┌──

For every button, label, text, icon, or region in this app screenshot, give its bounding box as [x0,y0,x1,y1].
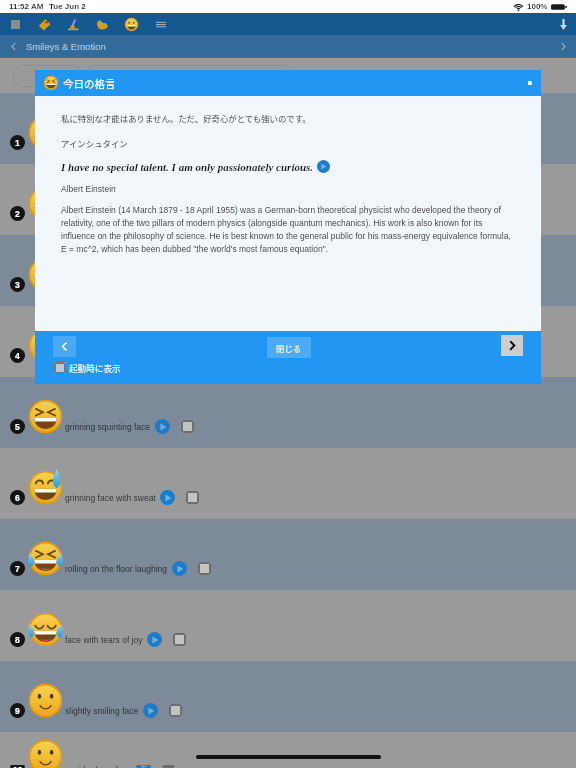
staticText: grinning squinting face [65,422,151,431]
button[interactable]: Close [519,72,541,94]
staticText: Tue Jun 2 [49,2,86,11]
button[interactable]: Play pronunciation [172,561,187,576]
staticText: I have no special talent. I am only pass… [61,161,314,173]
button[interactable]: 2 [0,164,576,235]
staticText: Smileys & Emotion [26,41,106,52]
button[interactable]: 9 [0,661,576,732]
staticText: rolling on the floor laughing [65,564,168,573]
button[interactable]: Select [169,704,182,717]
button[interactable]: 8 [0,590,576,661]
button[interactable]: Emoji [117,13,146,35]
staticText: 6 [15,493,20,502]
staticText: 3 [15,280,20,289]
button[interactable]: Play pronunciation [160,490,175,505]
button[interactable]: Forward [550,35,576,58]
button[interactable]: 閉じる [267,337,311,358]
button[interactable]: Play pronunciation [118,135,133,150]
button[interactable]: 10 [0,732,576,768]
button[interactable]: 7 [0,519,576,590]
staticText: grinning face with sweat [65,493,156,502]
button[interactable]: ? [13,65,83,87]
staticText: 5 [15,422,20,431]
button[interactable]: Select [173,633,186,646]
staticText: 起動時に表示 [69,362,121,374]
staticText: face with tears of joy [65,635,143,644]
button[interactable]: More [146,13,175,35]
button[interactable]: Microscope [59,13,88,35]
staticText: 7 [15,564,20,573]
button[interactable]: Back [0,35,26,58]
button[interactable]: Previous [53,336,76,357]
staticText: grinning face [65,138,114,147]
button[interactable]: Menu [1,13,30,35]
button[interactable]: Next [501,335,523,356]
button[interactable]: Play pronunciation [170,206,185,221]
staticText: 4 [15,351,20,360]
button[interactable]: Search [85,65,295,87]
staticText: 100% [527,2,548,11]
staticText: 10 [13,765,23,768]
button[interactable]: Play pronunciation [147,632,162,647]
button[interactable]: Muscle [88,13,117,35]
staticText: 閉じる [276,342,302,354]
staticText: 今日の格言 [63,76,116,91]
staticText: 8 [15,635,20,644]
button[interactable]: Play pronunciation [143,703,158,718]
staticText: beaming face with smiling eyes [65,351,183,360]
button[interactable]: Play pronunciation [155,419,170,434]
staticText: アインシュタイン [61,137,128,149]
button[interactable]: Select [162,765,175,768]
staticText: grinning face with big eyes [65,209,166,218]
button[interactable]: 3 [0,235,576,306]
staticText: 11:52 AM [9,2,44,11]
staticText: 2 [15,209,20,218]
button[interactable]: 4 [0,306,576,377]
staticText: 9 [15,706,20,715]
button[interactable]: Show at startup [54,362,66,374]
button[interactable]: 5 [0,377,576,448]
staticText: Albert Einstein [61,184,116,193]
button[interactable]: Select [186,491,199,504]
staticText: Albert Einstein (14 March 1879 - 18 Apri… [61,205,515,253]
button[interactable]: Select [196,207,209,220]
button[interactable]: Bookmark [30,13,59,35]
staticText: upside-down face [65,765,132,768]
staticText: slightly smiling face [65,706,139,715]
button[interactable]: Select [181,420,194,433]
button[interactable]: Play pronunciation [317,160,330,173]
button[interactable]: 6 [0,448,576,519]
staticText: 1 [15,138,20,147]
button[interactable]: Download [550,13,576,35]
staticText: 私に特別な才能はありません。ただ、好奇心がとても強いのです。 [61,112,311,124]
button[interactable]: Select [198,562,211,575]
staticText: ? [44,70,52,83]
button[interactable]: Play pronunciation [136,765,151,768]
button[interactable]: 1 [0,93,576,164]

└──

What to work on: Copy every row above line for line, with no changes, and leave out the picture.

Worked answer:
For every button, label, text, icon, or region in this app screenshot, give its bounding box as [x0,y0,x1,y1].
staticText: grinning squinting face [65,422,151,431]
button[interactable]: Close [519,72,541,94]
staticText: Tue Jun 2 [49,2,86,11]
button[interactable]: Play pronunciation [172,561,187,576]
staticText: I have no special talent. I am only pass… [61,161,314,173]
button[interactable]: 2 [0,164,576,235]
staticText: Smileys & Emotion [26,41,106,52]
button[interactable]: 9 [0,661,576,732]
staticText: rolling on the floor laughing [65,564,168,573]
button[interactable]: Select [169,704,182,717]
button[interactable]: 8 [0,590,576,661]
button[interactable]: Emoji [117,13,146,35]
staticText: 6 [15,493,20,502]
staticText: 3 [15,280,20,289]
button[interactable]: Play pronunciation [160,490,175,505]
button[interactable]: Forward [550,35,576,58]
button[interactable]: 閉じる [267,337,311,358]
button[interactable]: Play pronunciation [118,135,133,150]
button[interactable]: 10 [0,732,576,768]
button[interactable]: 7 [0,519,576,590]
staticText: grinning face with sweat [65,493,156,502]
button[interactable]: ? [13,65,83,87]
staticText: 5 [15,422,20,431]
button[interactable]: Select [173,633,186,646]
staticText: 起動時に表示 [69,362,121,374]
staticText: face with tears of joy [65,635,143,644]
button[interactable]: More [146,13,175,35]
button[interactable]: Microscope [59,13,88,35]
staticText: 7 [15,564,20,573]
button[interactable]: Back [0,35,26,58]
button[interactable]: Previous [53,336,76,357]
staticText: grinning face [65,138,114,147]
button[interactable]: Menu [1,13,30,35]
button[interactable]: Next [501,335,523,356]
button[interactable]: Play pronunciation [170,206,185,221]
staticText: 4 [15,351,20,360]
button[interactable]: Search [85,65,295,87]
staticText: 100% [527,2,548,11]
staticText: 10 [13,765,23,768]
button[interactable]: Play pronunciation [147,632,162,647]
button[interactable]: Muscle [88,13,117,35]
staticText: 閉じる [276,342,302,354]
staticText: 今日の格言 [63,76,116,91]
staticText: 8 [15,635,20,644]
button[interactable]: Play pronunciation [143,703,158,718]
staticText: beaming face with smiling eyes [65,351,183,360]
button[interactable]: Play pronunciation [155,419,170,434]
staticText: アインシュタイン [61,137,128,149]
button[interactable]: Select [162,765,175,768]
staticText: grinning face with big eyes [65,209,166,218]
button[interactable]: 3 [0,235,576,306]
staticText: 11:52 AM [9,2,44,11]
staticText: 2 [15,209,20,218]
button[interactable]: 4 [0,306,576,377]
staticText: 9 [15,706,20,715]
button[interactable]: Show at startup [54,362,66,374]
button[interactable]: 5 [0,377,576,448]
staticText: Albert Einstein [61,184,116,193]
button[interactable]: Select [186,491,199,504]
staticText: Albert Einstein (14 March 1879 - 18 Apri… [61,205,515,253]
button[interactable]: Select [196,207,209,220]
button[interactable]: Bookmark [30,13,59,35]
staticText: upside-down face [65,765,132,768]
staticText: slightly smiling face [65,706,139,715]
button[interactable]: Select [181,420,194,433]
button[interactable]: Play pronunciation [317,160,330,173]
button[interactable]: 6 [0,448,576,519]
staticText: 1 [15,138,20,147]
button[interactable]: Download [550,13,576,35]
staticText: 私に特別な才能はありません。ただ、好奇心がとても強いのです。 [61,112,311,124]
button[interactable]: Select [198,562,211,575]
staticText: ? [44,70,52,83]
button[interactable]: Play pronunciation [136,765,151,768]
button[interactable]: 1 [0,93,576,164]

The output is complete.